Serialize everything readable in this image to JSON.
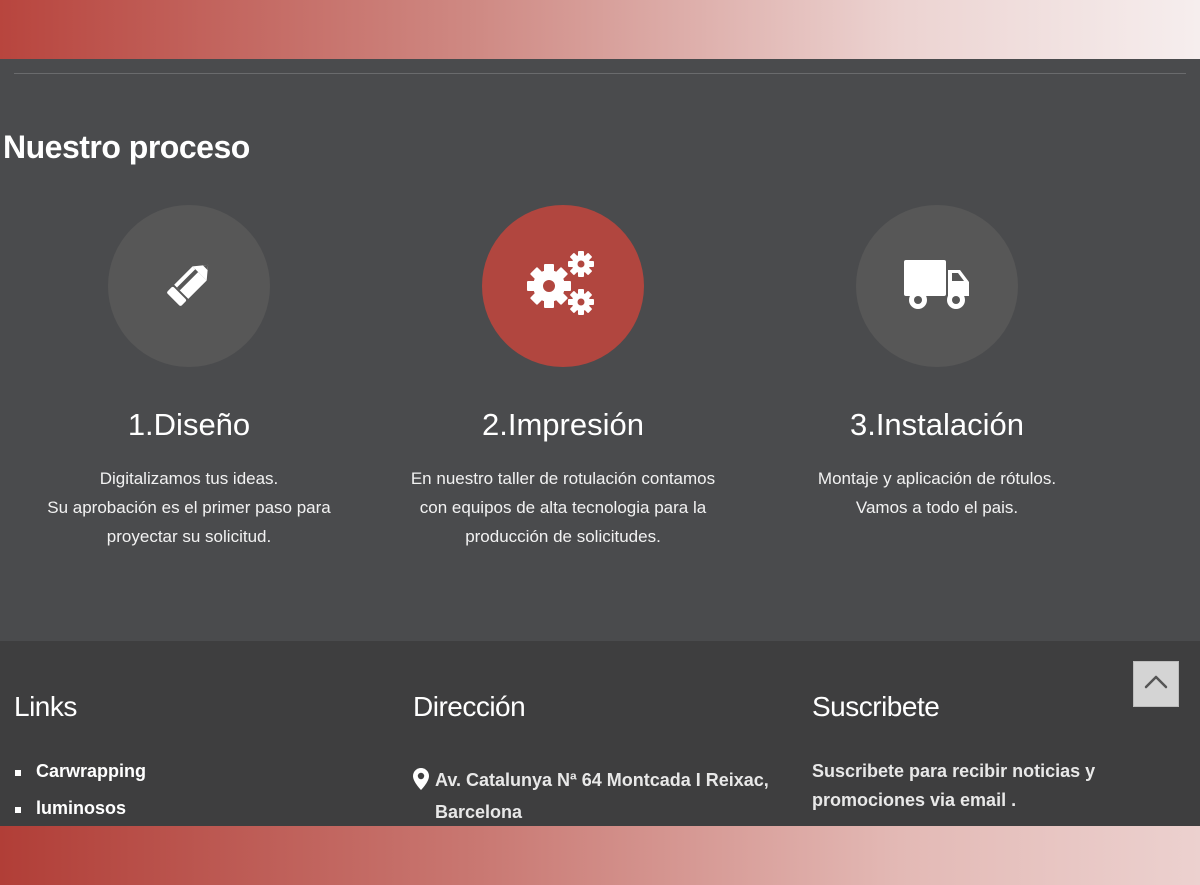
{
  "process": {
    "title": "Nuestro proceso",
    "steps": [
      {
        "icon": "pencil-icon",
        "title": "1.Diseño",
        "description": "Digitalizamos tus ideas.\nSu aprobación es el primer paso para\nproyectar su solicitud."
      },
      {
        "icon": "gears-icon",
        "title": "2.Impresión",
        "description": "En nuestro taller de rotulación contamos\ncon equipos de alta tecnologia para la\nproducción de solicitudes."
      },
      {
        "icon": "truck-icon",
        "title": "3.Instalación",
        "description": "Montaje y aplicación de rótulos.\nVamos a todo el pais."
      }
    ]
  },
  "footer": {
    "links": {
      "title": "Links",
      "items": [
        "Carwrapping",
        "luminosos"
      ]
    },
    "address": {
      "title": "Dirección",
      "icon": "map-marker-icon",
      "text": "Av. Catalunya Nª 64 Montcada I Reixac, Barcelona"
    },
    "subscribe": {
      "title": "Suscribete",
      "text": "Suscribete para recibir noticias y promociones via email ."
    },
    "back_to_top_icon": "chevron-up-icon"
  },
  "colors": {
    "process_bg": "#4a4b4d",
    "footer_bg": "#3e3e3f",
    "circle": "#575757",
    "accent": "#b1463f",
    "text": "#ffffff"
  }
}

Task statement: Gather every line containing the word "title" and copy it.

Result of the exercise:
    "title": "Nuestro proceso",
        "title": "1.Diseño",
        "title": "2.Impresión",
        "title": "3.Instalación",
      "title": "Links",
      "title": "Dirección",
      "title": "Suscribete",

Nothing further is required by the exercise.